═════ LESETEXT

1. September: Metereologisch beginnt heute der Herbst.
Zeit also, sich den Herbstgöttinnen zuzuwenden.
Diese Zeit des Jahres ist symbolisiert durch die Göttin als reife Frau und Mutter. Wir freuen uns über die Qualität und die Gaben dieser üppigen, mütterlichen, beschenkenden und großzügigen Ernte-, Erd- und Muttergöttinnen.
Bei uns steht in den Mythen die Kornmutter im Mittelpunkt, die z.B. in Indien als Reismutter, bei den indigenen Völkern Nordamerikas als Maismutter und im alten Mitteleuropa als Roggenmuhme verehrt wurde.
Doch so üppig die Geschenke der Herbstgöttinnen sind, es schwingt auch immer die Mahnung an die Vergänglichkeit mit.
Wieviel Zeit bleibt?
Mit der griechischen Göttin Karpo wird Reife, Ernte und Herbst assoziiert. Mit ihren beiden Schwestern Thallo (Göttin des Blühens) und Auxo (Göttin des Wachsen) sichert sie die zyklischen Abläufe und die Ordnung der Natur und natürlich auch das Gedeihen und Wachstum der Pflanzen, die uns ernähren.

══════════

OFFENE AUFGABEN
A – Prüfen Sie für jede Aussage, ob sie mit dem Text über die Herbstgöttinnen übereinstimmt: (i) Karpo ist eine römische Göttin. (ii) Thallo ist die Göttin des Blühens. (iii) In Indien wird die Kornmutter als Maismutter verehrt. Antworten Sie jeweils mit Ja oder Nein und zitieren Sie die entscheidenden Worte des Textes wörtlich.
B – Nennen Sie alle griechischen Göttinnen, die im Text über die Herbstgöttinnen mit Namen erwähnt werden.
C – Geben Sie aus dem Text über die Herbstgöttinnen den Abschnitt von "Mit der griechischen" bis "die uns ernähren." wortgetreu wieder.

═════ ANGEZEIGTE EINTRÄGE

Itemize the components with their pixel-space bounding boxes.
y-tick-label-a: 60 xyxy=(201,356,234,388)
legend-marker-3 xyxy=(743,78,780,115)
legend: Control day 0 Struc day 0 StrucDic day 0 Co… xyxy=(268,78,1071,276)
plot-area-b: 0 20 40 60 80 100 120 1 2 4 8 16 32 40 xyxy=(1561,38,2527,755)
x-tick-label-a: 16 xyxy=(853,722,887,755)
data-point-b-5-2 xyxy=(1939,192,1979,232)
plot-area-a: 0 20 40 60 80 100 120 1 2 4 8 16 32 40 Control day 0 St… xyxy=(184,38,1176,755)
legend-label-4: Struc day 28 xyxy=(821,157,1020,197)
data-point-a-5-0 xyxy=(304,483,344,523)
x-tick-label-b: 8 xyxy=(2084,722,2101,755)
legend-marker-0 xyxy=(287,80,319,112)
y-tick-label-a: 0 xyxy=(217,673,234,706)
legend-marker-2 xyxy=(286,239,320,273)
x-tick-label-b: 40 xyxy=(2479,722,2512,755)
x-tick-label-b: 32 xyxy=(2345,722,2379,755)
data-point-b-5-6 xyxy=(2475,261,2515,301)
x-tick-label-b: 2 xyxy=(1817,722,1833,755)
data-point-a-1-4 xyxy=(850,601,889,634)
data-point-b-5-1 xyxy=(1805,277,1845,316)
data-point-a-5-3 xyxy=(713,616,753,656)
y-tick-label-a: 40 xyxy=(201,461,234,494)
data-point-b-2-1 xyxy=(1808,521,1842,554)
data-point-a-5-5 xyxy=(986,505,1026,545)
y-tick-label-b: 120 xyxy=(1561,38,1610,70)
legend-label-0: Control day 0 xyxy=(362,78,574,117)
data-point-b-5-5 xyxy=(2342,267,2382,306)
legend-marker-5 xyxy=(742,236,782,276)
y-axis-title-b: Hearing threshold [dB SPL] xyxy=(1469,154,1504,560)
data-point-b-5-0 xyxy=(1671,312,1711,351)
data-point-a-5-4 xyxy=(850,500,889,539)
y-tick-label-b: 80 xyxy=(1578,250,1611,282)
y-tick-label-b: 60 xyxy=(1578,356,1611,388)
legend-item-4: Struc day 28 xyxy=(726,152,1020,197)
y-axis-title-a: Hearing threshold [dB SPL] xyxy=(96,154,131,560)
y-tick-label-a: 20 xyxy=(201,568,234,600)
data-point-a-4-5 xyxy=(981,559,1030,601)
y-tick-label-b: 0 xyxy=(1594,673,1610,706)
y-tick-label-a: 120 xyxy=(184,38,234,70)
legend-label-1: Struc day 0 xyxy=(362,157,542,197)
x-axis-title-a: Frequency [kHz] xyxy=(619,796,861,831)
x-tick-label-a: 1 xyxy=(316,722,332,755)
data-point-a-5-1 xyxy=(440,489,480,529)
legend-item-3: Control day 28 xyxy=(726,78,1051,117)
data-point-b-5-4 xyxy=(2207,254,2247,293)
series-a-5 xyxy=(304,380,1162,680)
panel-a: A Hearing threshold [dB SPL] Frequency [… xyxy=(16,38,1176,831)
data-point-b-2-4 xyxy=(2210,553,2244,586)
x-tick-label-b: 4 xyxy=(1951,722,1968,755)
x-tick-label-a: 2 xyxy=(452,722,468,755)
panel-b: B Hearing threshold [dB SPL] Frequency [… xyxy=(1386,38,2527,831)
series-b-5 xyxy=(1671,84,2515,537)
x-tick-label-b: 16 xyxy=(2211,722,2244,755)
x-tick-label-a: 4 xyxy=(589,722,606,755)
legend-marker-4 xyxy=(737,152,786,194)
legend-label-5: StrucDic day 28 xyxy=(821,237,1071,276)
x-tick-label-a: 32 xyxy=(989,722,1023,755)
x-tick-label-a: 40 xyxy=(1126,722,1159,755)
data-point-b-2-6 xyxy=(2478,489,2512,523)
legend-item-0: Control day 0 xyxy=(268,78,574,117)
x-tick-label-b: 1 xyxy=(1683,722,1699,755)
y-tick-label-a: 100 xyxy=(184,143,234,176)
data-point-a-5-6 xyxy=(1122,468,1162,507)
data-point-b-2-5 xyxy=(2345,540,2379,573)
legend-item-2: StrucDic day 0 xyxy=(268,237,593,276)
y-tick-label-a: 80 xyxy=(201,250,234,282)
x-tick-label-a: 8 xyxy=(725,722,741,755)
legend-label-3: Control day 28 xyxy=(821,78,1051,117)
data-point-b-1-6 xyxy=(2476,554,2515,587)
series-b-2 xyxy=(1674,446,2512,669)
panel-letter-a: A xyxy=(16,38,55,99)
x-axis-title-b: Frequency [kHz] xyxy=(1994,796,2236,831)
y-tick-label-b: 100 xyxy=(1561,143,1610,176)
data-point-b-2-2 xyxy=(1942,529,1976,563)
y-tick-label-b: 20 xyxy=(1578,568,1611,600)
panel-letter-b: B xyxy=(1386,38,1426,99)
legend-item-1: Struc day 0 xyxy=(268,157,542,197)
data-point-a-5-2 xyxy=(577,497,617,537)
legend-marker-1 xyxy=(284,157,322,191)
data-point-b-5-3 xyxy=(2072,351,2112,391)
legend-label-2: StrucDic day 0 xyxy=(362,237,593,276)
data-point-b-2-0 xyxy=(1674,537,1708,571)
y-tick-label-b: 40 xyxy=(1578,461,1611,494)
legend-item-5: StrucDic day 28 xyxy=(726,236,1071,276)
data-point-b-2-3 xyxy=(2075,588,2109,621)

══════════

GELÖSTE AUFGABEN
A –
(i) Nein: „Mit der griechischen Göttin Karpo“
(ii) Ja: „Thallo (Göttin des Blühens)“
(iii) Nein: „in Indien als Reismutter“

B – Karpo, Thallo, Auxo

C –
Mit der griechischen Göttin Karpo wird Reife, Ernte und Herbst assoziiert. Mit ihren beiden Schwestern Thallo (Göttin des Blühens) und Auxo (Göttin des Wachsen) sichert sie die zyklischen Abläufe und die Ordnung der Natur und natürlich auch das Gedeihen und Wachstum der Pflanzen, die uns ernähren.